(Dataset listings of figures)
* START *
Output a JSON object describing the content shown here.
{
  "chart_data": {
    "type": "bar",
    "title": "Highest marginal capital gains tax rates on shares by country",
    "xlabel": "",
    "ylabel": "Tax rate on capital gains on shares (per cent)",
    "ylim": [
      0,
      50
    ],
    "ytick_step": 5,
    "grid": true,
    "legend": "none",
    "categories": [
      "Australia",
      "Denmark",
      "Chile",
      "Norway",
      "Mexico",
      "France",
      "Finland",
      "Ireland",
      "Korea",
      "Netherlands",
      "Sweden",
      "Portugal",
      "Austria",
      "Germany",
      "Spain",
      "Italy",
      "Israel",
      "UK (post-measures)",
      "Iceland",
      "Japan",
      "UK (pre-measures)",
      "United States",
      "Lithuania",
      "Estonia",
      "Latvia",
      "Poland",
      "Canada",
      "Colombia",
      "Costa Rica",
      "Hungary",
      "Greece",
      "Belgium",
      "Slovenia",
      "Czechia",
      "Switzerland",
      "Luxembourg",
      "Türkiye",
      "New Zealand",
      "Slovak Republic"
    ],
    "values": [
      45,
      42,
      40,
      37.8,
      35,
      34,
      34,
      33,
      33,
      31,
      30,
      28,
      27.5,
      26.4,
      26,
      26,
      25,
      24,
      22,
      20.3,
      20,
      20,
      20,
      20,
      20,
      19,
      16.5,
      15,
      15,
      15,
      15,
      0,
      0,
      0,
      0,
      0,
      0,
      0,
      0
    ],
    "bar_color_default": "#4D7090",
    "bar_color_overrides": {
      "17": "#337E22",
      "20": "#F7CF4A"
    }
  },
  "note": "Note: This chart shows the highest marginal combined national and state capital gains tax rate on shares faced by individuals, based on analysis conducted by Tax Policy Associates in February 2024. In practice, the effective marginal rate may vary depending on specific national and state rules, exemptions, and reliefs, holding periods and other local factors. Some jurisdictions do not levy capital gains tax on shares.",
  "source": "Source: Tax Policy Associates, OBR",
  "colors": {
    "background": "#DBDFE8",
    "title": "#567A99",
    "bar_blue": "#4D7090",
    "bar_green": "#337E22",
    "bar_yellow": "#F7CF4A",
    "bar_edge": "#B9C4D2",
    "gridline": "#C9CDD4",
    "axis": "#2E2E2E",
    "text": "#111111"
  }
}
* END *
Look through the entries above and report each line where the string "marginal" occurs.

## FINAL ANSWER
    "title": "Highest marginal capital gains tax rates on shares by country",
  "note": "Note: This chart shows the highest marginal combined national and state capital gains tax rate on shares faced by individuals, based on analysis conducted by Tax Policy Associates in February 2024. In practice, the effective marginal rate may vary depending on specific national and state rules, exemptions, and reliefs, holding periods and other local factors. Some jurisdictions do not levy capital gains tax on shares.",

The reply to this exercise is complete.